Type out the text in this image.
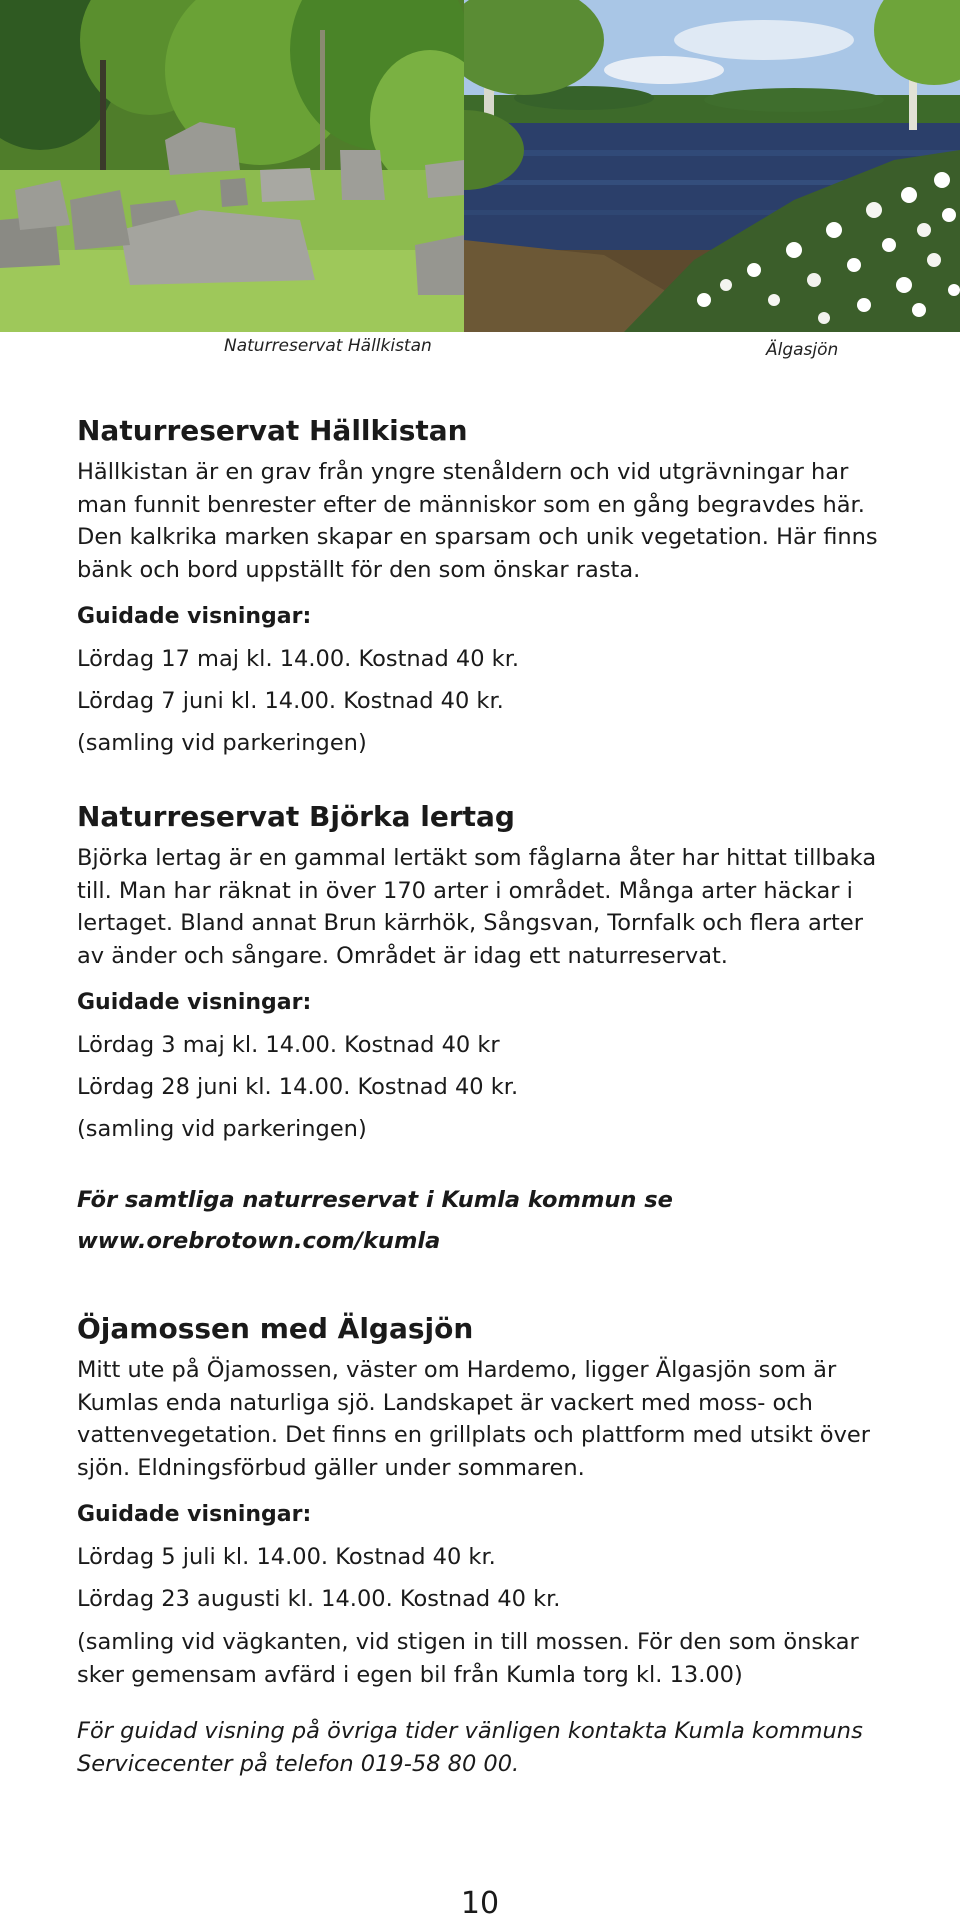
Naturreservat Hällkistan	Älgasjön
Naturreservat Hällkistan

Hällkistan är en grav från yngre stenåldern och vid utgrävningar har man funnit benrester efter de människor som en gång begravdes här. Den kalkrika marken skapar en sparsam och unik vegetation. Här finns bänk och bord uppställt för den som önskar rasta.

Guidade visningar:

Lördag 17 maj kl. 14.00. Kostnad 40 kr.

Lördag 7 juni kl. 14.00. Kostnad 40 kr.

(samling vid parkeringen)

Naturreservat Björka lertag

Björka lertag är en gammal lertäkt som fåglarna åter har hittat tillbaka till. Man har räknat in över 170 arter i området. Många arter häckar i lertaget. Bland annat Brun kärrhök, Sångsvan, Tornfalk och flera arter av änder och sångare. Området är idag ett naturreservat.

Guidade visningar:

Lördag 3 maj kl. 14.00. Kostnad 40 kr

Lördag 28 juni kl. 14.00. Kostnad 40 kr.

(samling vid parkeringen)

För samtliga naturreservat i Kumla kommun se
www.orebrotown.com/kumla

Öjamossen med Älgasjön

Mitt ute på Öjamossen, väster om Hardemo, ligger Älgasjön som är Kumlas enda naturliga sjö. Landskapet är vackert med moss- och vattenvegetation. Det finns en grillplats och plattform med utsikt över sjön. Eldningsförbud gäller under sommaren.

Guidade visningar:

Lördag 5 juli kl. 14.00. Kostnad 40 kr.

Lördag 23 augusti kl. 14.00. Kostnad 40 kr.

(samling vid vägkanten, vid stigen in till mossen. För den som önskar sker gemensam avfärd i egen bil från Kumla torg kl. 13.00)

För guidad visning på övriga tider vänligen kontakta Kumla kommuns Servicecenter på telefon 019-58 80 00.

10
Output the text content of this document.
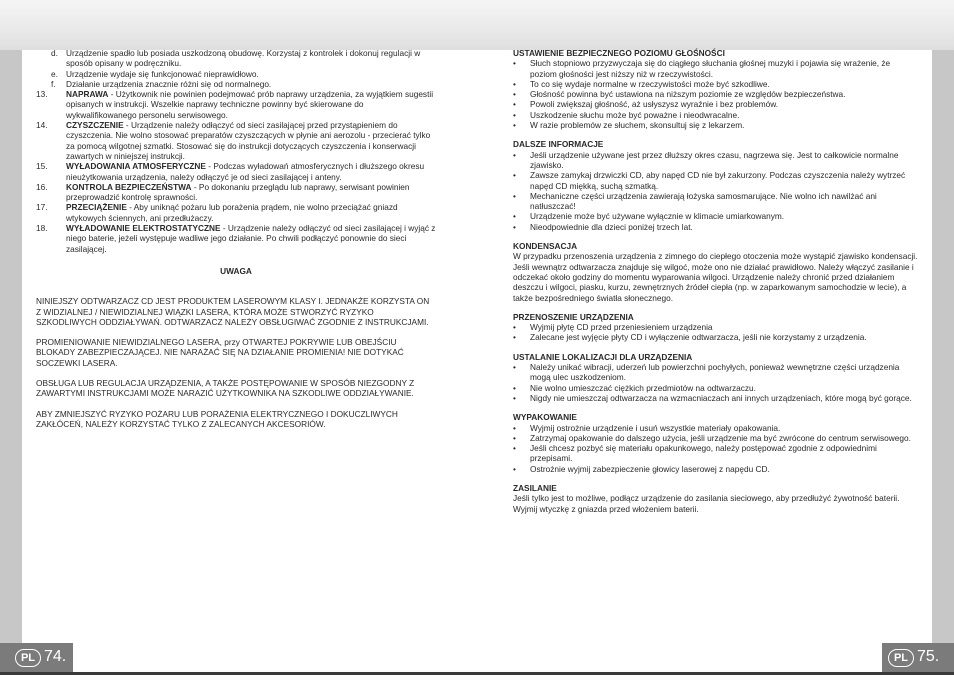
PL 74.	PL 75.

d. Urządzenie spadło lub posiada uszkodzoną obudowę. Korzystaj z kontrolek i dokonuj regulacji w sposób opisany w podręczniku.

e. Urządzenie wydaje się funkcjonować nieprawidłowo.

f. Działanie urządzenia znacznie różni się od normalnego.

13. NAPRAWA - Użytkownik nie powinien podejmować prób naprawy urządzenia, za wyjątkiem sugestii opisanych w instrukcji. Wszelkie naprawy techniczne powinny być skierowane do wykwalifikowanego personelu serwisowego.

14. CZYSZCZENIE - Urządzenie należy odłączyć od sieci zasilającej przed przystąpieniem do czyszczenia. Nie wolno stosować preparatów czyszczących w płynie ani aerozolu - przecierać tylko za pomocą wilgotnej szmatki. Stosować się do instrukcji dotyczących czyszczenia i konserwacji zawartych w niniejszej instrukcji.

15. WYŁADOWANIA ATMOSFERYCZNE - Podczas wyładowań atmosferycznych i dłuższego okresu nieużytkowania urządzenia, należy odłączyć je od sieci zasilającej i anteny.

16. KONTROLA BEZPIECZEŃSTWA - Po dokonaniu przeglądu lub naprawy, serwisant powinien przeprowadzić kontrolę sprawności.

17. PRZECIĄŻENIE - Aby uniknąć pożaru lub porażenia prądem, nie wolno przeciążać gniazd wtykowych ściennych, ani przedłużaczy.

18. WYŁADOWANIE ELEKTROSTATYCZNE - Urządzenie należy odłączyć od sieci zasilającej i wyjąć z niego baterie, jeżeli występuje wadliwe jego działanie. Po chwili podłączyć ponownie do sieci zasilającej.

UWAGA

NINIEJSZY ODTWARZACZ CD JEST PRODUKTEM LASEROWYM KLASY I. JEDNAKŻE KORZYSTA ON Z WIDZIALNEJ / NIEWIDZIALNEJ WIĄZKI LASERA, KTÓRA MOŻE STWORZYĆ RYZYKO SZKODLIWYCH ODDZIAŁYWAŃ. ODTWARZACZ NALEŻY OBSŁUGIWAĆ ZGODNIE Z INSTRUKCJAMI.

PROMIENIOWANIE NIEWIDZIALNEGO LASERA, przy OTWARTEJ POKRYWIE LUB OBEJŚCIU BLOKADY ZABEZPIECZAJĄCEJ. NIE NARAŻAĆ SIĘ NA DZIAŁANIE PROMIENIA! NIE DOTYKAĆ SOCZEWKI LASERA.

OBSŁUGA LUB REGULACJA URZĄDZENIA, A TAKŻE POSTĘPOWANIE W SPOSÓB NIEZGODNY Z ZAWARTYMI INSTRUKCJAMI MOŻE NARAZIĆ UŻYTKOWNIKA NA SZKODLIWE ODDZIAŁYWANIE.

ABY ZMNIEJSZYĆ RYZYKO POŻARU LUB PORAŻENIA ELEKTRYCZNEGO I DOKUCZLIWYCH ZAKŁÓCEŃ, NALEŻY KORZYSTAĆ TYLKO Z ZALECANYCH AKCESORIÓW.

USTAWIENIE BEZPIECZNEGO POZIOMU GŁOŚNOŚCI

• Słuch stopniowo przyzwyczaja się do ciągłego słuchania głośnej muzyki i pojawia się wrażenie, że poziom głośności jest niższy niż w rzeczywistości.

• To co się wydaje normalne w rzeczywistości może być szkodliwe.

• Głośność powinna być ustawiona na niższym poziomie ze względów bezpieczeństwa.

• Powoli zwiększaj głośność, aż usłyszysz wyraźnie i bez problemów.

• Uszkodzenie słuchu może być poważne i nieodwracalne.

• W razie problemów ze słuchem, skonsultuj się z lekarzem.

DALSZE INFORMACJE

• Jeśli urządzenie używane jest przez dłuższy okres czasu, nagrzewa się. Jest to całkowicie normalne zjawisko.

• Zawsze zamykaj drzwiczki CD, aby napęd CD nie był zakurzony. Podczas czyszczenia należy wytrzeć napęd CD miękką, suchą szmatką.

• Mechaniczne części urządzenia zawierają łożyska samosmarujące. Nie wolno ich nawilżać ani natłuszczać!

• Urządzenie może być używane wyłącznie w klimacie umiarkowanym.

• Nieodpowiednie dla dzieci poniżej trzech lat.

KONDENSACJA

W przypadku przenoszenia urządzenia z zimnego do ciepłego otoczenia może wystąpić zjawisko kondensacji. Jeśli wewnątrz odtwarzacza znajduje się wilgoć, może ono nie działać prawidłowo. Należy włączyć zasilanie i odczekać około godziny do momentu wyparowania wilgoci. Urządzenie należy chronić przed działaniem deszczu i wilgoci, piasku, kurzu, zewnętrznych źródeł ciepła (np. w zaparkowanym samochodzie w lecie), a także bezpośredniego światła słonecznego.

PRZENOSZENIE URZĄDZENIA

• Wyjmij płytę CD przed przeniesieniem urządzenia

• Zalecane jest wyjęcie płyty CD i wyłączenie odtwarzacza, jeśli nie korzystamy z urządzenia.

USTALANIE LOKALIZACJI DLA URZĄDZENIA

• Należy unikać wibracji, uderzeń lub powierzchni pochyłych, ponieważ wewnętrzne części urządzenia mogą ulec uszkodzeniom.

• Nie wolno umieszczać ciężkich przedmiotów na odtwarzaczu.

• Nigdy nie umieszczaj odtwarzacza na wzmacniaczach ani innych urządzeniach, które mogą być gorące.

WYPAKOWANIE

• Wyjmij ostrożnie urządzenie i usuń wszystkie materiały opakowania.

• Zatrzymaj opakowanie do dalszego użycia, jeśli urządzenie ma być zwrócone do centrum serwisowego.

• Jeśli chcesz pozbyć się materiału opakunkowego, należy postępować zgodnie z odpowiednimi przepisami.

• Ostrożnie wyjmij zabezpieczenie głowicy laserowej z napędu CD.

ZASILANIE

Jeśli tylko jest to możliwe, podłącz urządzenie do zasilania sieciowego, aby przedłużyć żywotność baterii. Wyjmij wtyczkę z gniazda przed włożeniem baterii.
_ _ _ _
- TASK REQUIREMENTS
Leave out the pictures and output the rest of the material exactly as written.

- ANSWER BELOW
Type out the text in this image.
Naturreservat Hällkistan	Älgasjön
Naturreservat Hällkistan

Hällkistan är en grav från yngre stenåldern och vid utgrävningar har man funnit benrester efter de människor som en gång begravdes här. Den kalkrika marken skapar en sparsam och unik vegetation. Här finns bänk och bord uppställt för den som önskar rasta.

Guidade visningar:

Lördag 17 maj kl. 14.00. Kostnad 40 kr.

Lördag 7 juni kl. 14.00. Kostnad 40 kr.

(samling vid parkeringen)

Naturreservat Björka lertag

Björka lertag är en gammal lertäkt som fåglarna åter har hittat tillbaka till. Man har räknat in över 170 arter i området. Många arter häckar i lertaget. Bland annat Brun kärrhök, Sångsvan, Tornfalk och flera arter av änder och sångare. Området är idag ett naturreservat.

Guidade visningar:

Lördag 3 maj kl. 14.00. Kostnad 40 kr

Lördag 28 juni kl. 14.00. Kostnad 40 kr.

(samling vid parkeringen)

För samtliga naturreservat i Kumla kommun se
www.orebrotown.com/kumla

Öjamossen med Älgasjön

Mitt ute på Öjamossen, väster om Hardemo, ligger Älgasjön som är Kumlas enda naturliga sjö. Landskapet är vackert med moss- och vattenvegetation. Det finns en grillplats och plattform med utsikt över sjön. Eldningsförbud gäller under sommaren.

Guidade visningar:

Lördag 5 juli kl. 14.00. Kostnad 40 kr.

Lördag 23 augusti kl. 14.00. Kostnad 40 kr.

(samling vid vägkanten, vid stigen in till mossen. För den som önskar sker gemensam avfärd i egen bil från Kumla torg kl. 13.00)

För guidad visning på övriga tider vänligen kontakta Kumla kommuns Servicecenter på telefon 019-58 80 00.

10
Output the text content of this document.
PL 74.	PL 75.

d. Urządzenie spadło lub posiada uszkodzoną obudowę. Korzystaj z kontrolek i dokonuj regulacji w sposób opisany w podręczniku.

e. Urządzenie wydaje się funkcjonować nieprawidłowo.

f. Działanie urządzenia znacznie różni się od normalnego.

13. NAPRAWA - Użytkownik nie powinien podejmować prób naprawy urządzenia, za wyjątkiem sugestii opisanych w instrukcji. Wszelkie naprawy techniczne powinny być skierowane do wykwalifikowanego personelu serwisowego.

14. CZYSZCZENIE - Urządzenie należy odłączyć od sieci zasilającej przed przystąpieniem do czyszczenia. Nie wolno stosować preparatów czyszczących w płynie ani aerozolu - przecierać tylko za pomocą wilgotnej szmatki. Stosować się do instrukcji dotyczących czyszczenia i konserwacji zawartych w niniejszej instrukcji.

15. WYŁADOWANIA ATMOSFERYCZNE - Podczas wyładowań atmosferycznych i dłuższego okresu nieużytkowania urządzenia, należy odłączyć je od sieci zasilającej i anteny.

16. KONTROLA BEZPIECZEŃSTWA - Po dokonaniu przeglądu lub naprawy, serwisant powinien przeprowadzić kontrolę sprawności.

17. PRZECIĄŻENIE - Aby uniknąć pożaru lub porażenia prądem, nie wolno przeciążać gniazd wtykowych ściennych, ani przedłużaczy.

18. WYŁADOWANIE ELEKTROSTATYCZNE - Urządzenie należy odłączyć od sieci zasilającej i wyjąć z niego baterie, jeżeli występuje wadliwe jego działanie. Po chwili podłączyć ponownie do sieci zasilającej.

UWAGA

NINIEJSZY ODTWARZACZ CD JEST PRODUKTEM LASEROWYM KLASY I. JEDNAKŻE KORZYSTA ON Z WIDZIALNEJ / NIEWIDZIALNEJ WIĄZKI LASERA, KTÓRA MOŻE STWORZYĆ RYZYKO SZKODLIWYCH ODDZIAŁYWAŃ. ODTWARZACZ NALEŻY OBSŁUGIWAĆ ZGODNIE Z INSTRUKCJAMI.

PROMIENIOWANIE NIEWIDZIALNEGO LASERA, przy OTWARTEJ POKRYWIE LUB OBEJŚCIU BLOKADY ZABEZPIECZAJĄCEJ. NIE NARAŻAĆ SIĘ NA DZIAŁANIE PROMIENIA! NIE DOTYKAĆ SOCZEWKI LASERA.

OBSŁUGA LUB REGULACJA URZĄDZENIA, A TAKŻE POSTĘPOWANIE W SPOSÓB NIEZGODNY Z ZAWARTYMI INSTRUKCJAMI MOŻE NARAZIĆ UŻYTKOWNIKA NA SZKODLIWE ODDZIAŁYWANIE.

ABY ZMNIEJSZYĆ RYZYKO POŻARU LUB PORAŻENIA ELEKTRYCZNEGO I DOKUCZLIWYCH ZAKŁÓCEŃ, NALEŻY KORZYSTAĆ TYLKO Z ZALECANYCH AKCESORIÓW.

USTAWIENIE BEZPIECZNEGO POZIOMU GŁOŚNOŚCI

• Słuch stopniowo przyzwyczaja się do ciągłego słuchania głośnej muzyki i pojawia się wrażenie, że poziom głośności jest niższy niż w rzeczywistości.

• To co się wydaje normalne w rzeczywistości może być szkodliwe.

• Głośność powinna być ustawiona na niższym poziomie ze względów bezpieczeństwa.

• Powoli zwiększaj głośność, aż usłyszysz wyraźnie i bez problemów.

• Uszkodzenie słuchu może być poważne i nieodwracalne.

• W razie problemów ze słuchem, skonsultuj się z lekarzem.

DALSZE INFORMACJE

• Jeśli urządzenie używane jest przez dłuższy okres czasu, nagrzewa się. Jest to całkowicie normalne zjawisko.

• Zawsze zamykaj drzwiczki CD, aby napęd CD nie był zakurzony. Podczas czyszczenia należy wytrzeć napęd CD miękką, suchą szmatką.

• Mechaniczne części urządzenia zawierają łożyska samosmarujące. Nie wolno ich nawilżać ani natłuszczać!

• Urządzenie może być używane wyłącznie w klimacie umiarkowanym.

• Nieodpowiednie dla dzieci poniżej trzech lat.

KONDENSACJA

W przypadku przenoszenia urządzenia z zimnego do ciepłego otoczenia może wystąpić zjawisko kondensacji. Jeśli wewnątrz odtwarzacza znajduje się wilgoć, może ono nie działać prawidłowo. Należy włączyć zasilanie i odczekać około godziny do momentu wyparowania wilgoci. Urządzenie należy chronić przed działaniem deszczu i wilgoci, piasku, kurzu, zewnętrznych źródeł ciepła (np. w zaparkowanym samochodzie w lecie), a także bezpośredniego światła słonecznego.

PRZENOSZENIE URZĄDZENIA

• Wyjmij płytę CD przed przeniesieniem urządzenia

• Zalecane jest wyjęcie płyty CD i wyłączenie odtwarzacza, jeśli nie korzystamy z urządzenia.

USTALANIE LOKALIZACJI DLA URZĄDZENIA

• Należy unikać wibracji, uderzeń lub powierzchni pochyłych, ponieważ wewnętrzne części urządzenia mogą ulec uszkodzeniom.

• Nie wolno umieszczać ciężkich przedmiotów na odtwarzaczu.

• Nigdy nie umieszczaj odtwarzacza na wzmacniaczach ani innych urządzeniach, które mogą być gorące.

WYPAKOWANIE

• Wyjmij ostrożnie urządzenie i usuń wszystkie materiały opakowania.

• Zatrzymaj opakowanie do dalszego użycia, jeśli urządzenie ma być zwrócone do centrum serwisowego.

• Jeśli chcesz pozbyć się materiału opakunkowego, należy postępować zgodnie z odpowiednimi przepisami.

• Ostrożnie wyjmij zabezpieczenie głowicy laserowej z napędu CD.

ZASILANIE

Jeśli tylko jest to możliwe, podłącz urządzenie do zasilania sieciowego, aby przedłużyć żywotność baterii. Wyjmij wtyczkę z gniazda przed włożeniem baterii.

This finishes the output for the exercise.